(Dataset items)
++++
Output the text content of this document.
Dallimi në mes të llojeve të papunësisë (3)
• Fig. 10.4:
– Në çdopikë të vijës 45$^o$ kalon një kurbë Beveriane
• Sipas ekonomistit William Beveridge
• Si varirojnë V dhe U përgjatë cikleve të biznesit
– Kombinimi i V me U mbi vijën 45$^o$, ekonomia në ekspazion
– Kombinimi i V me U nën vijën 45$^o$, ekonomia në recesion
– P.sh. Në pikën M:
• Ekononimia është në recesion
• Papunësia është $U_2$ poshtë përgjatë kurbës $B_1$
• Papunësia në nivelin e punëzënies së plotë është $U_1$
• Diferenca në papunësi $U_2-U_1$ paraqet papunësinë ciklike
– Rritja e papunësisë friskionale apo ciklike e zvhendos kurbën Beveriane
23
++++
WHAT IS BEING ASKED:
Type out the entries again, word for word.

ANSWER BELOW:
Output the text content of this document.
Dallimi në mes të llojeve të papunësisë (3)
• Fig. 10.4:
– Në çdopikë të vijës 45$^o$ kalon një kurbë Beveriane
• Sipas ekonomistit William Beveridge
• Si varirojnë V dhe U përgjatë cikleve të biznesit
– Kombinimi i V me U mbi vijën 45$^o$, ekonomia në ekspazion
– Kombinimi i V me U nën vijën 45$^o$, ekonomia në recesion
– P.sh. Në pikën M:
• Ekononimia është në recesion
• Papunësia është $U_2$ poshtë përgjatë kurbës $B_1$
• Papunësia në nivelin e punëzënies së plotë është $U_1$
• Diferenca në papunësi $U_2-U_1$ paraqet papunësinë ciklike
– Rritja e papunësisë friskionale apo ciklike e zvhendos kurbën Beveriane
23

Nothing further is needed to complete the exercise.